Directive — Copy out the entries in full and with complete accuracy; pictures are excluded.

Dataset items —
>> begin
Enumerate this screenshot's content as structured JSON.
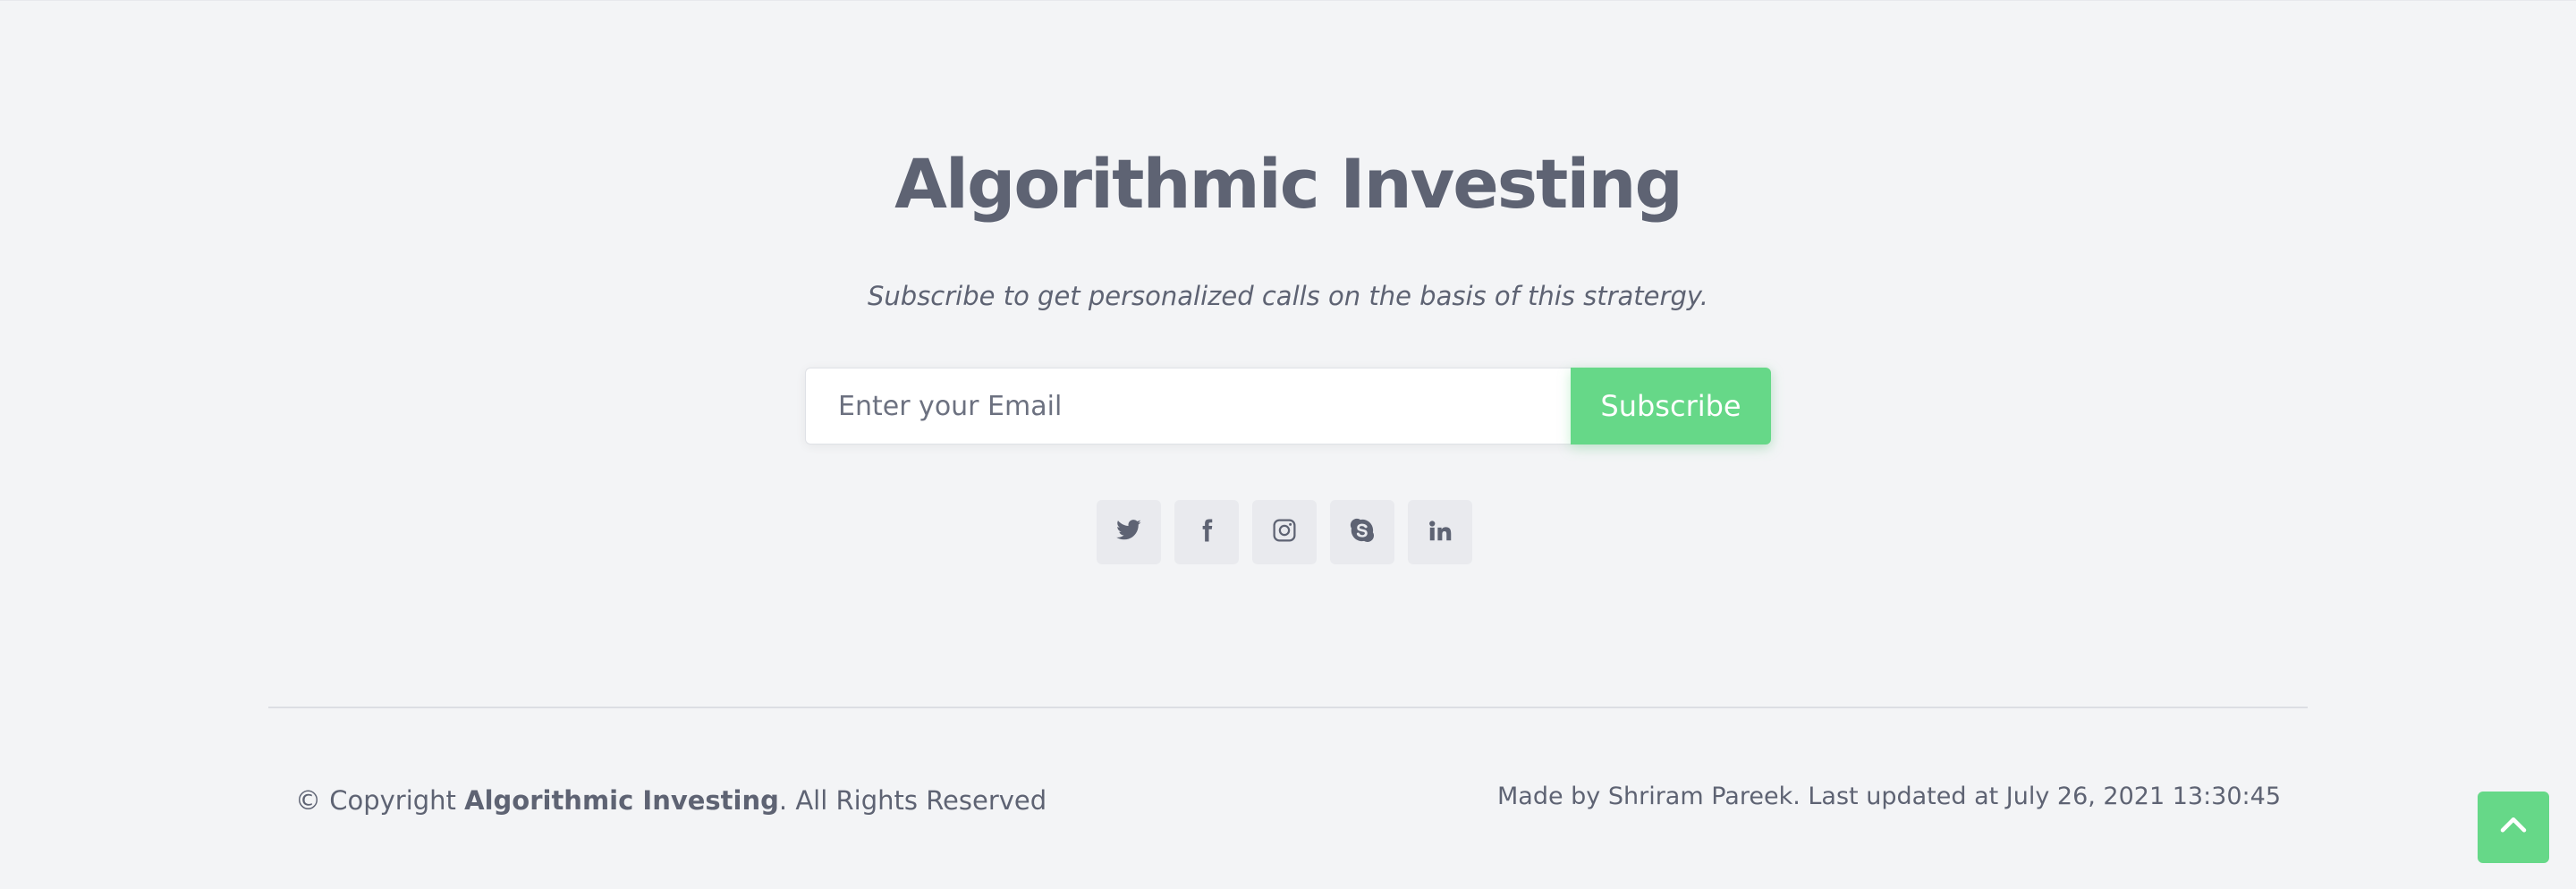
{
  "footer": {
    "title": "Algorithmic Investing",
    "tagline": "Subscribe to get personalized calls on the basis of this stratergy.",
    "subscribe": {
      "placeholder": "Enter your Email",
      "button_label": "Subscribe"
    },
    "social": [
      {
        "name": "twitter",
        "icon": "twitter-icon"
      },
      {
        "name": "facebook",
        "icon": "facebook-icon"
      },
      {
        "name": "instagram",
        "icon": "instagram-icon"
      },
      {
        "name": "skype",
        "icon": "skype-icon"
      },
      {
        "name": "linkedin",
        "icon": "linkedin-icon"
      }
    ],
    "copyright": {
      "prefix": "© Copyright ",
      "brand": "Algorithmic Investing",
      "suffix": ". All Rights Reserved"
    },
    "credits": "Made by Shriram Pareek. Last updated at July 26, 2021 13:30:45",
    "back_to_top_icon": "chevron-up-icon"
  },
  "colors": {
    "background": "#f3f4f6",
    "text": "#5e6373",
    "accent": "#66d888",
    "social_bg": "#e9eaee"
  }
}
>> end
Full solution —
Enumerate this screenshot's content as structured JSON.
{
  "footer": {
    "title": "Algorithmic Investing",
    "tagline": "Subscribe to get personalized calls on the basis of this stratergy.",
    "subscribe": {
      "placeholder": "Enter your Email",
      "button_label": "Subscribe"
    },
    "social": [
      {
        "name": "twitter",
        "icon": "twitter-icon"
      },
      {
        "name": "facebook",
        "icon": "facebook-icon"
      },
      {
        "name": "instagram",
        "icon": "instagram-icon"
      },
      {
        "name": "skype",
        "icon": "skype-icon"
      },
      {
        "name": "linkedin",
        "icon": "linkedin-icon"
      }
    ],
    "copyright": {
      "prefix": "© Copyright ",
      "brand": "Algorithmic Investing",
      "suffix": ". All Rights Reserved"
    },
    "credits": "Made by Shriram Pareek. Last updated at July 26, 2021 13:30:45",
    "back_to_top_icon": "chevron-up-icon"
  },
  "colors": {
    "background": "#f3f4f6",
    "text": "#5e6373",
    "accent": "#66d888",
    "social_bg": "#e9eaee"
  }
}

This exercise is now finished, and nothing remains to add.